• _REQUEST_:
Print out every record exactly as it appears.

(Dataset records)
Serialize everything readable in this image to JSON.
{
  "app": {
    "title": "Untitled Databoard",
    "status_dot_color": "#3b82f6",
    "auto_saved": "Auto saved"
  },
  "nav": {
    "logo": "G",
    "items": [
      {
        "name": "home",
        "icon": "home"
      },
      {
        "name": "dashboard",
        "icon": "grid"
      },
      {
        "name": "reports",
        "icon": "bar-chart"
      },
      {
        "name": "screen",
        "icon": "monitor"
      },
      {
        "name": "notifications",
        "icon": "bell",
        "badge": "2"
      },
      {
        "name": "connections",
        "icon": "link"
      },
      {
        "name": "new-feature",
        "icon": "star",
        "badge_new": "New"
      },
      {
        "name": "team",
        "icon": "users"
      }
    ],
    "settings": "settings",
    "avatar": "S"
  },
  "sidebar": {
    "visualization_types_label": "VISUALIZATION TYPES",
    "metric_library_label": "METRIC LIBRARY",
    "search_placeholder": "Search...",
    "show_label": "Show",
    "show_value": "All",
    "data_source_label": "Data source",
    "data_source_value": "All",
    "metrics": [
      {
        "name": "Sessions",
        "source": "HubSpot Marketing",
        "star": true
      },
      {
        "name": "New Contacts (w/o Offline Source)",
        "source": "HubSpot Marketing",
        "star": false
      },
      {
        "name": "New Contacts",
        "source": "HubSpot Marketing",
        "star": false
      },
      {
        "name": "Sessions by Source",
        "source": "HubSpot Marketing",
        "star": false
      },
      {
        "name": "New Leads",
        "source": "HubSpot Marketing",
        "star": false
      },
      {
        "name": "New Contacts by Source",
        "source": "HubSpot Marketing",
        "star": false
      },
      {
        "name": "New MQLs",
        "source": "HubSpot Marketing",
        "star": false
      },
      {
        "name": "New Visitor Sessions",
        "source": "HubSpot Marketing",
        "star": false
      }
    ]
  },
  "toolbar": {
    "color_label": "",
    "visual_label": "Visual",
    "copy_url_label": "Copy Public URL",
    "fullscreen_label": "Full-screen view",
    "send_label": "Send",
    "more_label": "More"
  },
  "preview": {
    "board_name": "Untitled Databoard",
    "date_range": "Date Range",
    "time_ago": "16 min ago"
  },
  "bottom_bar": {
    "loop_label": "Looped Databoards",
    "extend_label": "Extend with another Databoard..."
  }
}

• _EXPECTED ANSWER_:
Serialize everything readable in this image to JSON.
{
  "app": {
    "title": "Untitled Databoard",
    "status_dot_color": "#3b82f6",
    "auto_saved": "Auto saved"
  },
  "nav": {
    "logo": "G",
    "items": [
      {
        "name": "home",
        "icon": "home"
      },
      {
        "name": "dashboard",
        "icon": "grid"
      },
      {
        "name": "reports",
        "icon": "bar-chart"
      },
      {
        "name": "screen",
        "icon": "monitor"
      },
      {
        "name": "notifications",
        "icon": "bell",
        "badge": "2"
      },
      {
        "name": "connections",
        "icon": "link"
      },
      {
        "name": "new-feature",
        "icon": "star",
        "badge_new": "New"
      },
      {
        "name": "team",
        "icon": "users"
      }
    ],
    "settings": "settings",
    "avatar": "S"
  },
  "sidebar": {
    "visualization_types_label": "VISUALIZATION TYPES",
    "metric_library_label": "METRIC LIBRARY",
    "search_placeholder": "Search...",
    "show_label": "Show",
    "show_value": "All",
    "data_source_label": "Data source",
    "data_source_value": "All",
    "metrics": [
      {
        "name": "Sessions",
        "source": "HubSpot Marketing",
        "star": true
      },
      {
        "name": "New Contacts (w/o Offline Source)",
        "source": "HubSpot Marketing",
        "star": false
      },
      {
        "name": "New Contacts",
        "source": "HubSpot Marketing",
        "star": false
      },
      {
        "name": "Sessions by Source",
        "source": "HubSpot Marketing",
        "star": false
      },
      {
        "name": "New Leads",
        "source": "HubSpot Marketing",
        "star": false
      },
      {
        "name": "New Contacts by Source",
        "source": "HubSpot Marketing",
        "star": false
      },
      {
        "name": "New MQLs",
        "source": "HubSpot Marketing",
        "star": false
      },
      {
        "name": "New Visitor Sessions",
        "source": "HubSpot Marketing",
        "star": false
      }
    ]
  },
  "toolbar": {
    "color_label": "",
    "visual_label": "Visual",
    "copy_url_label": "Copy Public URL",
    "fullscreen_label": "Full-screen view",
    "send_label": "Send",
    "more_label": "More"
  },
  "preview": {
    "board_name": "Untitled Databoard",
    "date_range": "Date Range",
    "time_ago": "16 min ago"
  },
  "bottom_bar": {
    "loop_label": "Looped Databoards",
    "extend_label": "Extend with another Databoard..."
  }
}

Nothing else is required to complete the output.